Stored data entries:
>> START

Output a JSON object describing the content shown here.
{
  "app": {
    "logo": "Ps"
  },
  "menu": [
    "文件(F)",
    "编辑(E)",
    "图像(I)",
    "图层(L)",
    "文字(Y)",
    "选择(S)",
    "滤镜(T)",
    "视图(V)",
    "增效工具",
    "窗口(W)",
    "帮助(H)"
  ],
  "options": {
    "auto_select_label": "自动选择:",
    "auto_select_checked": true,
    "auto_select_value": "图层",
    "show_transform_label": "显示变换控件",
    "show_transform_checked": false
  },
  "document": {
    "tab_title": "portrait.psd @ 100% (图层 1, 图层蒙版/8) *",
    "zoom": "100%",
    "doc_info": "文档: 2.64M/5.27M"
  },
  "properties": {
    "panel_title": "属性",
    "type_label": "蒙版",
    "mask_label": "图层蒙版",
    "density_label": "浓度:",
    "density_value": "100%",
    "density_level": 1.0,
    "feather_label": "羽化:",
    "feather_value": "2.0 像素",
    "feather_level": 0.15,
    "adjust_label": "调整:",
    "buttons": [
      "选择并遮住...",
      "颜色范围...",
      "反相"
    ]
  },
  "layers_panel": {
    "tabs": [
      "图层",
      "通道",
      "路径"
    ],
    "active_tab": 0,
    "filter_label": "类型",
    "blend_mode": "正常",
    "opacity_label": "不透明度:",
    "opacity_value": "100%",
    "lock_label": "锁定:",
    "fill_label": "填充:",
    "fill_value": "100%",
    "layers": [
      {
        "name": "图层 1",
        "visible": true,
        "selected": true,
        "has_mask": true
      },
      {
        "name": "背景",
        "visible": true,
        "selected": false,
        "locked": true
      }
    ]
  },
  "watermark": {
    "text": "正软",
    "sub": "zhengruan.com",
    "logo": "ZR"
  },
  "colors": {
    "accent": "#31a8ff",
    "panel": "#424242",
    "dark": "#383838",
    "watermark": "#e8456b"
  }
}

>> END

* [PROBLEM]: Every line of the records above needs to be given again exactly.

* [TASK ANSWER]:
Output a JSON object describing the content shown here.
{
  "app": {
    "logo": "Ps"
  },
  "menu": [
    "文件(F)",
    "编辑(E)",
    "图像(I)",
    "图层(L)",
    "文字(Y)",
    "选择(S)",
    "滤镜(T)",
    "视图(V)",
    "增效工具",
    "窗口(W)",
    "帮助(H)"
  ],
  "options": {
    "auto_select_label": "自动选择:",
    "auto_select_checked": true,
    "auto_select_value": "图层",
    "show_transform_label": "显示变换控件",
    "show_transform_checked": false
  },
  "document": {
    "tab_title": "portrait.psd @ 100% (图层 1, 图层蒙版/8) *",
    "zoom": "100%",
    "doc_info": "文档: 2.64M/5.27M"
  },
  "properties": {
    "panel_title": "属性",
    "type_label": "蒙版",
    "mask_label": "图层蒙版",
    "density_label": "浓度:",
    "density_value": "100%",
    "density_level": 1.0,
    "feather_label": "羽化:",
    "feather_value": "2.0 像素",
    "feather_level": 0.15,
    "adjust_label": "调整:",
    "buttons": [
      "选择并遮住...",
      "颜色范围...",
      "反相"
    ]
  },
  "layers_panel": {
    "tabs": [
      "图层",
      "通道",
      "路径"
    ],
    "active_tab": 0,
    "filter_label": "类型",
    "blend_mode": "正常",
    "opacity_label": "不透明度:",
    "opacity_value": "100%",
    "lock_label": "锁定:",
    "fill_label": "填充:",
    "fill_value": "100%",
    "layers": [
      {
        "name": "图层 1",
        "visible": true,
        "selected": true,
        "has_mask": true
      },
      {
        "name": "背景",
        "visible": true,
        "selected": false,
        "locked": true
      }
    ]
  },
  "watermark": {
    "text": "正软",
    "sub": "zhengruan.com",
    "logo": "ZR"
  },
  "colors": {
    "accent": "#31a8ff",
    "panel": "#424242",
    "dark": "#383838",
    "watermark": "#e8456b"
  }
}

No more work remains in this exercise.